# Required work:
Scan the material for the word "pozycji", and copy each line where it shows up.

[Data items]

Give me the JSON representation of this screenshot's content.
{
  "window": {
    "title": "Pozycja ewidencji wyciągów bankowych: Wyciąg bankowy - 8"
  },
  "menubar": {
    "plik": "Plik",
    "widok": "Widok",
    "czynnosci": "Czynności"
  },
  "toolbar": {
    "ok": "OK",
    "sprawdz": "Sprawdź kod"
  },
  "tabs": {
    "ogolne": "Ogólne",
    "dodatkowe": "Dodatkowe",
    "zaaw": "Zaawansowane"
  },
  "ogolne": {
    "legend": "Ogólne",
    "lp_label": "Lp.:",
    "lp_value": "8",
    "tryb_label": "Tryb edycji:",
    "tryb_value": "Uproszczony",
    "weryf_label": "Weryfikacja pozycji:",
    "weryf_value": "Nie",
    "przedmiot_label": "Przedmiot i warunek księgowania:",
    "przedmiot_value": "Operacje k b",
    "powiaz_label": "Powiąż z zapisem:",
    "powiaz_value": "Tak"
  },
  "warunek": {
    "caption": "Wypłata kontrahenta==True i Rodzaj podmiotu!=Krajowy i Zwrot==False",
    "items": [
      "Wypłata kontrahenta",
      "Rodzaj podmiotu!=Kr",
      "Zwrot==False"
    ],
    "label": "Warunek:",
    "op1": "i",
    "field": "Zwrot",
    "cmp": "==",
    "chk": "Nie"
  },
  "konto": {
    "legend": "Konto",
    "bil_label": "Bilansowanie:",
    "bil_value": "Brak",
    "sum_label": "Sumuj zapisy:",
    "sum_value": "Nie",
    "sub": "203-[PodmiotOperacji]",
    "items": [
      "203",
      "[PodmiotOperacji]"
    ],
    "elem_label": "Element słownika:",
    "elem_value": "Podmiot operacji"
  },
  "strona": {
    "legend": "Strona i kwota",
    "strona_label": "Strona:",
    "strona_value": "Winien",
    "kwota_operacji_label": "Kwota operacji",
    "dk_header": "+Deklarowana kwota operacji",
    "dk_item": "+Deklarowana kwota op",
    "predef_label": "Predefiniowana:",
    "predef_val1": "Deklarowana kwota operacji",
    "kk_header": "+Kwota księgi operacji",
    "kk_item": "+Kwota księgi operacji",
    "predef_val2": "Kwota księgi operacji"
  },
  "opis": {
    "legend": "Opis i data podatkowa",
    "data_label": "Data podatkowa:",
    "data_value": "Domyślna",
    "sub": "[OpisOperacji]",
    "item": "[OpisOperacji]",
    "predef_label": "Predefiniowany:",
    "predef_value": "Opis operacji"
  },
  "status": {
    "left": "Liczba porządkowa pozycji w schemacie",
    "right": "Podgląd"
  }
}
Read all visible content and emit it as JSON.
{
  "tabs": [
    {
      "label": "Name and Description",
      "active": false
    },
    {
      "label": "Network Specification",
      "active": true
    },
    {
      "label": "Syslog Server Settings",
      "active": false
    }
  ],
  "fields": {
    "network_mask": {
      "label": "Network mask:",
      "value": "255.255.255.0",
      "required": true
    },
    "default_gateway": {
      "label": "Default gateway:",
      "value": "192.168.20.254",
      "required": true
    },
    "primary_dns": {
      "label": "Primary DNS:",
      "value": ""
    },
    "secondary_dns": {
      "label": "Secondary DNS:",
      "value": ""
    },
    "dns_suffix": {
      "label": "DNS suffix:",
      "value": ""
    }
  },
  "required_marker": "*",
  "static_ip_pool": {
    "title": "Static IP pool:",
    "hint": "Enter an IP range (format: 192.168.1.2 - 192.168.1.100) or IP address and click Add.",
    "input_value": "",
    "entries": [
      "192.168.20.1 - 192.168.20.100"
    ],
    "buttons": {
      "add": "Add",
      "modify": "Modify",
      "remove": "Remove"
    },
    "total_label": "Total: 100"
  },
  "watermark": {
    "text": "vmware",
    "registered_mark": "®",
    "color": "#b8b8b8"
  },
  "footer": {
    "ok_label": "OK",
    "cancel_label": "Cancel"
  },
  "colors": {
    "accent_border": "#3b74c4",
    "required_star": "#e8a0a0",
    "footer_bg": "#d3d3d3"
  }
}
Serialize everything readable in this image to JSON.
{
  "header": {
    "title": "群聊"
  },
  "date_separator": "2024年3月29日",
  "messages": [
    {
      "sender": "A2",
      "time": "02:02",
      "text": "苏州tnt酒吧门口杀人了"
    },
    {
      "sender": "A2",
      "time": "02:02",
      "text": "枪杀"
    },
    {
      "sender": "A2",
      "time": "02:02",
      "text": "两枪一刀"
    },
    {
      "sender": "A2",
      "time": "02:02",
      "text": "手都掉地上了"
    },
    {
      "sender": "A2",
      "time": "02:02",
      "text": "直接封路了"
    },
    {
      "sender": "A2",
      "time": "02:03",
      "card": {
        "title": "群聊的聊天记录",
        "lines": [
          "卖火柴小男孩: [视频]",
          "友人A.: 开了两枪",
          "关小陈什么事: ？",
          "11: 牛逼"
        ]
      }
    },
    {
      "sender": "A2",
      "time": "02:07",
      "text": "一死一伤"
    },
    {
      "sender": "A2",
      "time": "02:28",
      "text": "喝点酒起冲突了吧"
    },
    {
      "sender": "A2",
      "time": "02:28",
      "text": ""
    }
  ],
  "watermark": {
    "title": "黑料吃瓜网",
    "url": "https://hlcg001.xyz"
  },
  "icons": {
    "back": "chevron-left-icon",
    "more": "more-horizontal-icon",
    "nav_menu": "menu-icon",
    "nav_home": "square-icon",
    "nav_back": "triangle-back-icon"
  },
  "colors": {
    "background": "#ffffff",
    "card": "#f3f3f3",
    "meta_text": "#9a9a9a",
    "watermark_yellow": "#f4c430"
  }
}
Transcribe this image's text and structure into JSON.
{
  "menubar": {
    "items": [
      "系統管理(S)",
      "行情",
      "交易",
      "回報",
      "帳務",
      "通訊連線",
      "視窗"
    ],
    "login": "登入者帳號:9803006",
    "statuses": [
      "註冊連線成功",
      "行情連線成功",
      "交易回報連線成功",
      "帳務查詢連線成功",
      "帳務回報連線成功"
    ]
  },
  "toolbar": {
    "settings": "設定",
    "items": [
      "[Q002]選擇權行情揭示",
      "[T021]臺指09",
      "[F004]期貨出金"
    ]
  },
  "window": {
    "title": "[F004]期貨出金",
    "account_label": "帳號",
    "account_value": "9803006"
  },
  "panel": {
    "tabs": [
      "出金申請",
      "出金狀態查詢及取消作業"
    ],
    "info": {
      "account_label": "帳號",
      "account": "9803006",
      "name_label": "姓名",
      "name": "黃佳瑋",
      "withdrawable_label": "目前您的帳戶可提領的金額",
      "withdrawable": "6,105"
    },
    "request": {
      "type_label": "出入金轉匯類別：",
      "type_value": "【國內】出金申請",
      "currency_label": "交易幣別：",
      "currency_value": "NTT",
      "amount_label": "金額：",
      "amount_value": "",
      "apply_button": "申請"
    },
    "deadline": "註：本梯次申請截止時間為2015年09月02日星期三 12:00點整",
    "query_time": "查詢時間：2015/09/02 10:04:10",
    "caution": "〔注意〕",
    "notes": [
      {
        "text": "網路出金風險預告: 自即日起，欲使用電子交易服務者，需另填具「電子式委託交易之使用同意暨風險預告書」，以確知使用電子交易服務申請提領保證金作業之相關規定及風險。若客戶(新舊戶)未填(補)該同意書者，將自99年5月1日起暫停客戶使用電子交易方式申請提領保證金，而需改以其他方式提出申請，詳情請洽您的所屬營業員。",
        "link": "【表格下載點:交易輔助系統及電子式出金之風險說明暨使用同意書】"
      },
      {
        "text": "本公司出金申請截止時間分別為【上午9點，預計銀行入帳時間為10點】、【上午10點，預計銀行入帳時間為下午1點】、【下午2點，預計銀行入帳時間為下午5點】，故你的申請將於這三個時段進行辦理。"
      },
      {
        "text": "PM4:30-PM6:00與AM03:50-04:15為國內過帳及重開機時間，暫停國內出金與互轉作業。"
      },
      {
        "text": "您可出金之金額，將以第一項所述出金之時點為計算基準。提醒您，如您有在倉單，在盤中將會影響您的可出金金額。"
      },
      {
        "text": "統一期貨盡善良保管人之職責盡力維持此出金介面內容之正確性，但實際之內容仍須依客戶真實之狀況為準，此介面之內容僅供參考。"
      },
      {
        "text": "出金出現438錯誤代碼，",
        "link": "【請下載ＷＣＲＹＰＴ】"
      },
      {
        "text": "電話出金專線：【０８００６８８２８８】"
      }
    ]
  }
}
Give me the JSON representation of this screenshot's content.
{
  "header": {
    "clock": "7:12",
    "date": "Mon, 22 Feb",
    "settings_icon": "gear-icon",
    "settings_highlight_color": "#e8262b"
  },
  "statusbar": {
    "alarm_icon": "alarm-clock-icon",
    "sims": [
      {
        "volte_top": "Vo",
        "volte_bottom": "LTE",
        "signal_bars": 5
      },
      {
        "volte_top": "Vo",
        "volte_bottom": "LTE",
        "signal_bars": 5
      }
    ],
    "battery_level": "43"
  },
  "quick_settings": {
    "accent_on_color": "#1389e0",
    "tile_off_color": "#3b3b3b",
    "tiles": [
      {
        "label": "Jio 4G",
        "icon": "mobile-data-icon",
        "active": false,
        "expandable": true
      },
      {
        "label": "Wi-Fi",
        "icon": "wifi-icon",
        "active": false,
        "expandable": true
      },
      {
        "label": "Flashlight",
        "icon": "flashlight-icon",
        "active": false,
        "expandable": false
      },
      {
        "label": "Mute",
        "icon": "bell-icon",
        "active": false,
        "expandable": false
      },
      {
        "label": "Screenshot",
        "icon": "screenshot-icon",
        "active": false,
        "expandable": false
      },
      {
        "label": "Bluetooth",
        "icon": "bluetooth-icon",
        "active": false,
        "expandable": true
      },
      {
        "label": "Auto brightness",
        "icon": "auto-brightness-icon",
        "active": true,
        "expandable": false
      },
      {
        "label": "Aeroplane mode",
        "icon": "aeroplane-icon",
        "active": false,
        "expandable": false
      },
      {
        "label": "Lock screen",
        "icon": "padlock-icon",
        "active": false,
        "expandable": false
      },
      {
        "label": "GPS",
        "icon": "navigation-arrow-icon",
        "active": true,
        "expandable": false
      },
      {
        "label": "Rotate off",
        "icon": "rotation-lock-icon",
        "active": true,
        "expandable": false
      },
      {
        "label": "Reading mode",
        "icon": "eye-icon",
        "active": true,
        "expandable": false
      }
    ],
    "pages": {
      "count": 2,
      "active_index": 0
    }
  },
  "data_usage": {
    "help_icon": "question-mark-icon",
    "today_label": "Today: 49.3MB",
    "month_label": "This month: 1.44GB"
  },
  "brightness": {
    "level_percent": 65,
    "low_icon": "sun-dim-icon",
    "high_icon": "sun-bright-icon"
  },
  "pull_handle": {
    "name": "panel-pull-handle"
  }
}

# Response to this task:
    "weryf_label": "Weryfikacja pozycji:",
    "left": "Liczba porządkowa pozycji w schemacie",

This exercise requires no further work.